_What the task requires:_
Each line that holds the word "Überschuss" should be returned.

_Input records:_
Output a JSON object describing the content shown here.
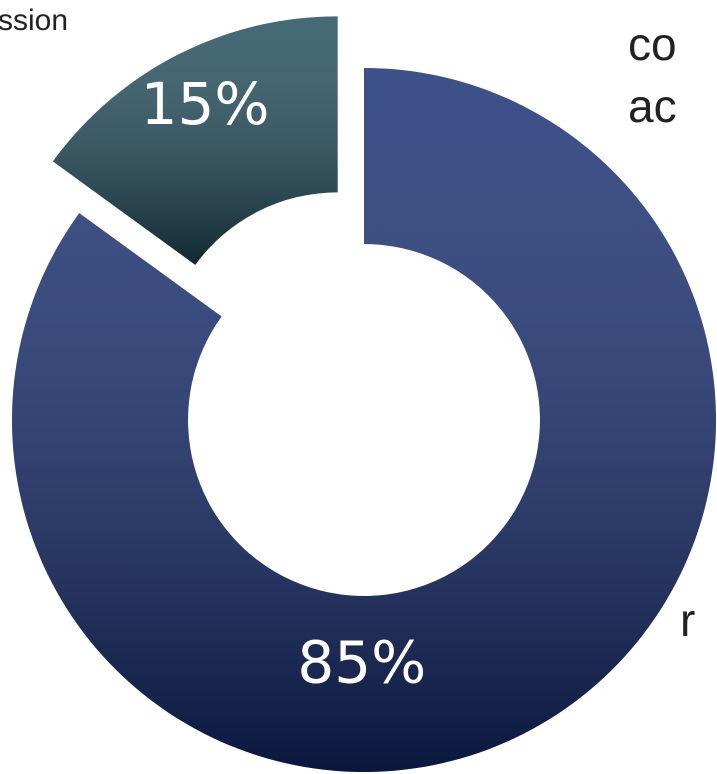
{
  "chart_data": {
    "type": "donut",
    "values": [
      85,
      15
    ],
    "value_labels": [
      "85%",
      "15%"
    ],
    "colors": [
      "#12296e",
      "#1d4858"
    ],
    "explode": [
      false,
      true
    ],
    "annotations": [
      "ssion",
      "co",
      "ac",
      "r"
    ]
  }
}
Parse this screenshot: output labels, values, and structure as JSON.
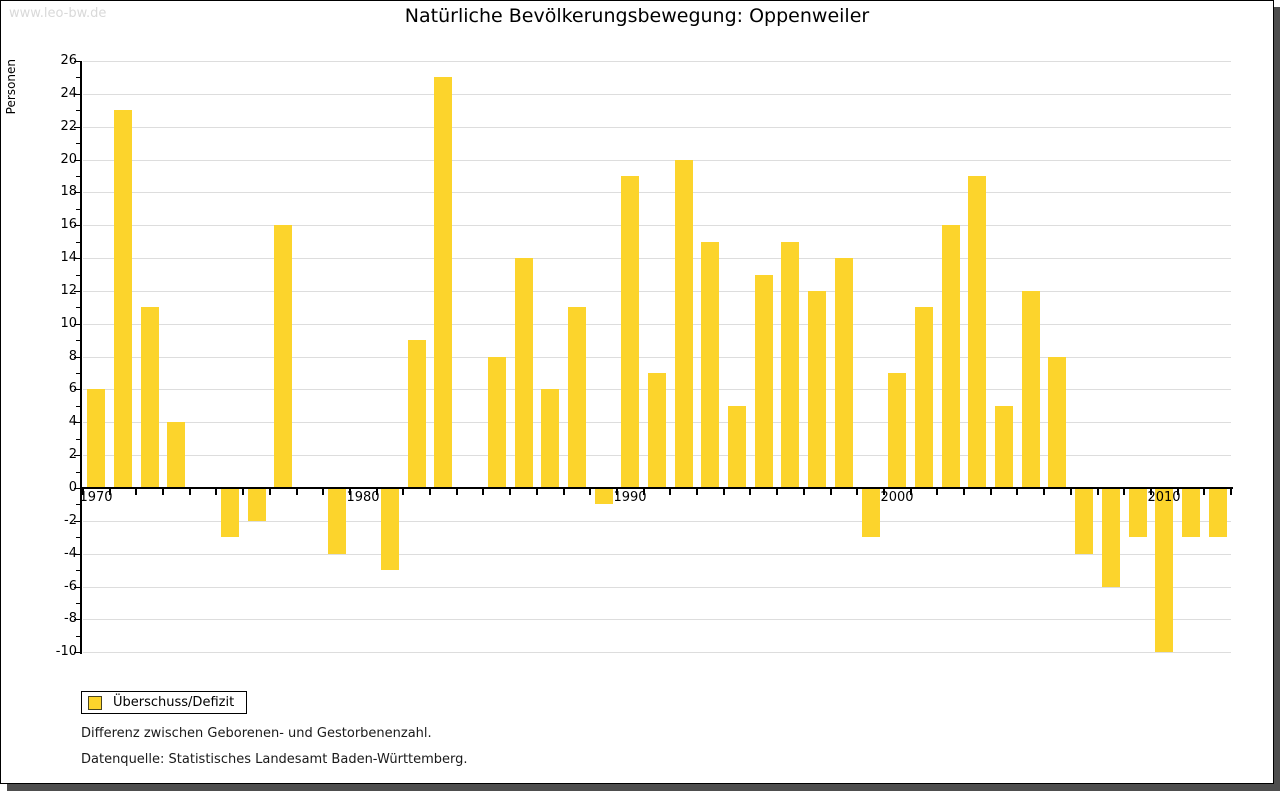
{
  "watermark": "www.leo-bw.de",
  "title": "Natürliche Bevölkerungsbewegung: Oppenweiler",
  "y_axis_title": "Personen",
  "legend": {
    "label": "Überschuss/Defizit"
  },
  "footnotes": [
    "Differenz zwischen Geborenen- und Gestorbenenzahl.",
    "Datenquelle: Statistisches Landesamt Baden-Württemberg."
  ],
  "colors": {
    "bar": "#fcd42c",
    "grid": "#dddddd",
    "axis": "#000000",
    "text": "#000000",
    "footnote": "#1a1a1a",
    "watermark": "#d9d9d9",
    "shadow": "#4e4e4e",
    "swatch_border": "#4a4520"
  },
  "chart_data": {
    "type": "bar",
    "title": "Natürliche Bevölkerungsbewegung: Oppenweiler",
    "xlabel": "",
    "ylabel": "Personen",
    "ylim": [
      -10,
      26
    ],
    "ytick_step": 2,
    "grid": true,
    "legend_entries": [
      "Überschuss/Defizit"
    ],
    "legend_position": "bottom-left",
    "x_decade_labels": [
      "1970",
      "1980",
      "1990",
      "2000",
      "2010"
    ],
    "years": [
      1970,
      1971,
      1972,
      1973,
      1974,
      1975,
      1976,
      1977,
      1978,
      1979,
      1980,
      1981,
      1982,
      1983,
      1984,
      1985,
      1986,
      1987,
      1988,
      1989,
      1990,
      1991,
      1992,
      1993,
      1994,
      1995,
      1996,
      1997,
      1998,
      1999,
      2000,
      2001,
      2002,
      2003,
      2004,
      2005,
      2006,
      2007,
      2008,
      2009,
      2010,
      2011,
      2012
    ],
    "values": [
      6,
      23,
      11,
      4,
      0,
      -3,
      -2,
      16,
      0,
      -4,
      0,
      -5,
      9,
      25,
      0,
      8,
      14,
      6,
      11,
      -1,
      19,
      7,
      20,
      15,
      5,
      13,
      15,
      12,
      14,
      -3,
      7,
      11,
      16,
      19,
      5,
      12,
      8,
      -4,
      -6,
      -3,
      -10,
      -3,
      -3
    ]
  }
}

_Finished task:_
    "label": "Überschuss/Defizit"
      "Überschuss/Defizit"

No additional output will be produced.